Dataset entries

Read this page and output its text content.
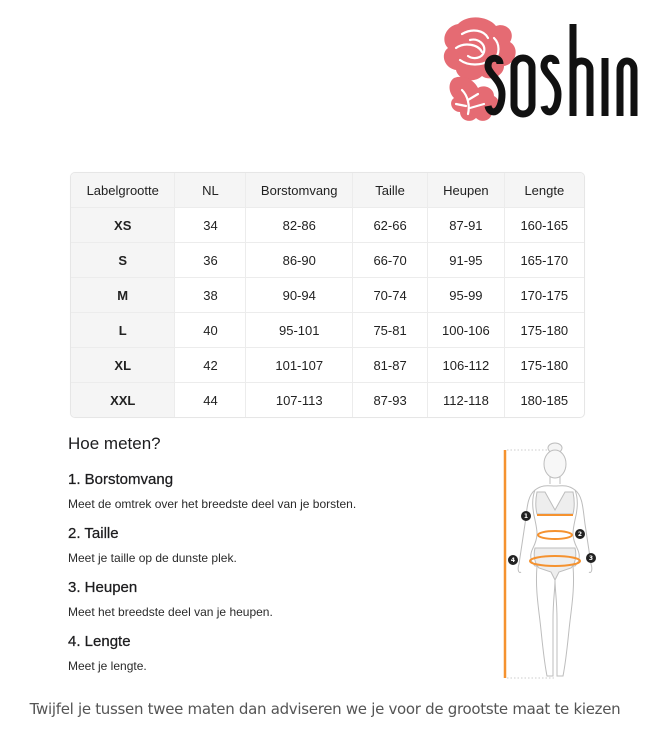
Labelgrootte	NL	Borstomvang	Taille	Heupen	Lengte
XS	34	82-86	62-66	87-91	160-165
S	36	86-90	66-70	91-95	165-170
M	38	90-94	70-74	95-99	170-175
L	40	95-101	75-81	100-106	175-180
XL	42	101-107	81-87	106-112	175-180
XXL	44	107-113	87-93	112-118	180-185
Hoe meten?
1. Borstomvang

Meet de omtrek over het breedste deel van je borsten.

2. Taille

Meet je taille op de dunste plek.

3. Heupen

Meet het breedste deel van je heupen.

4. Lengte

Meet je lengte.

1
2
3
4
Twijfel je tussen twee maten dan adviseren we je voor de grootste maat te kiezen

# [PROBLEM]
Exact duplication of all the records is required; pictures are omitted from the copy.

# [OUTPUT FOR THIS EXERCISE]
Read this page and output its text content.
Labelgrootte	NL	Borstomvang	Taille	Heupen	Lengte
XS	34	82-86	62-66	87-91	160-165
S	36	86-90	66-70	91-95	165-170
M	38	90-94	70-74	95-99	170-175
L	40	95-101	75-81	100-106	175-180
XL	42	101-107	81-87	106-112	175-180
XXL	44	107-113	87-93	112-118	180-185
Hoe meten?
1. Borstomvang

Meet de omtrek over het breedste deel van je borsten.

2. Taille

Meet je taille op de dunste plek.

3. Heupen

Meet het breedste deel van je heupen.

4. Lengte

Meet je lengte.

1
2
3
4
Twijfel je tussen twee maten dan adviseren we je voor de grootste maat te kiezen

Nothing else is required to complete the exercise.